# Extracted entries
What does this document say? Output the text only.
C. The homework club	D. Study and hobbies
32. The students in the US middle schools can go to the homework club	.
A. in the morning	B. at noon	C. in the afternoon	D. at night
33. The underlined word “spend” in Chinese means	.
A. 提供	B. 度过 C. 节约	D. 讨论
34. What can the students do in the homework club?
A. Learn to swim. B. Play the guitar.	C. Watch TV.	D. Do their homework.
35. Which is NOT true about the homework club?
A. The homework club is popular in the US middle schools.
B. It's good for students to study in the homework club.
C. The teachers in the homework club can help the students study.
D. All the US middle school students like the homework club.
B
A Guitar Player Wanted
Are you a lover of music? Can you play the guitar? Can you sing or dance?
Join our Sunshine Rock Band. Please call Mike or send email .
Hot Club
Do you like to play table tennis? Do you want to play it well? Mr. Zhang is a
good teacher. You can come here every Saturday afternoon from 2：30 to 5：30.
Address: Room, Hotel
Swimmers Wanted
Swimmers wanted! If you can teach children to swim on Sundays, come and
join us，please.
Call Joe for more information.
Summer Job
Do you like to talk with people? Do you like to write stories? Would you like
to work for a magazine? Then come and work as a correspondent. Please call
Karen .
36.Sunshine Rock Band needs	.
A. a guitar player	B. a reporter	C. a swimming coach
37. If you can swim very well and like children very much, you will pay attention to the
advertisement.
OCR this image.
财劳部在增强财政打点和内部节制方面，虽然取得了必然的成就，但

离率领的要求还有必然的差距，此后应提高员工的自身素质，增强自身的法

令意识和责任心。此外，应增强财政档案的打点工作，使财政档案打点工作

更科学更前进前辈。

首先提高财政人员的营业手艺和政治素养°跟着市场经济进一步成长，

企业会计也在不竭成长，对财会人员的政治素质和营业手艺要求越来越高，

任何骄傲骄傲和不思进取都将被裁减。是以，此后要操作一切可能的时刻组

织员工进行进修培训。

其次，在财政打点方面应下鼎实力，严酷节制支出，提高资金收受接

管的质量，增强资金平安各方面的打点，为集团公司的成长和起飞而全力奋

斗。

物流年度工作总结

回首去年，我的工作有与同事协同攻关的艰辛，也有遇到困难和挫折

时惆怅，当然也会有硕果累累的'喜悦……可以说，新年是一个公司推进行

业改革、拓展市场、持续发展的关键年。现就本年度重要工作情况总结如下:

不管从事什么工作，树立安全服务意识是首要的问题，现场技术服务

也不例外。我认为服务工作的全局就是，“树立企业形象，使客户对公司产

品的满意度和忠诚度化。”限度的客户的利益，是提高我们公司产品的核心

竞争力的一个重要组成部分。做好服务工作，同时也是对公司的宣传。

# What you are asked to do
The required output is the span of lines from the one containing "OCR this image." to the last line, reproduced character for character.

# Output for this task
OCR this image.
财劳部在增强财政打点和内部节制方面，虽然取得了必然的成就，但

离率领的要求还有必然的差距，此后应提高员工的自身素质，增强自身的法

令意识和责任心。此外，应增强财政档案的打点工作，使财政档案打点工作

更科学更前进前辈。

首先提高财政人员的营业手艺和政治素养°跟着市场经济进一步成长，

企业会计也在不竭成长，对财会人员的政治素质和营业手艺要求越来越高，

任何骄傲骄傲和不思进取都将被裁减。是以，此后要操作一切可能的时刻组

织员工进行进修培训。

其次，在财政打点方面应下鼎实力，严酷节制支出，提高资金收受接

管的质量，增强资金平安各方面的打点，为集团公司的成长和起飞而全力奋

斗。

物流年度工作总结

回首去年，我的工作有与同事协同攻关的艰辛，也有遇到困难和挫折

时惆怅，当然也会有硕果累累的'喜悦……可以说，新年是一个公司推进行

业改革、拓展市场、持续发展的关键年。现就本年度重要工作情况总结如下:

不管从事什么工作，树立安全服务意识是首要的问题，现场技术服务

也不例外。我认为服务工作的全局就是，“树立企业形象，使客户对公司产

品的满意度和忠诚度化。”限度的客户的利益，是提高我们公司产品的核心

竞争力的一个重要组成部分。做好服务工作，同时也是对公司的宣传。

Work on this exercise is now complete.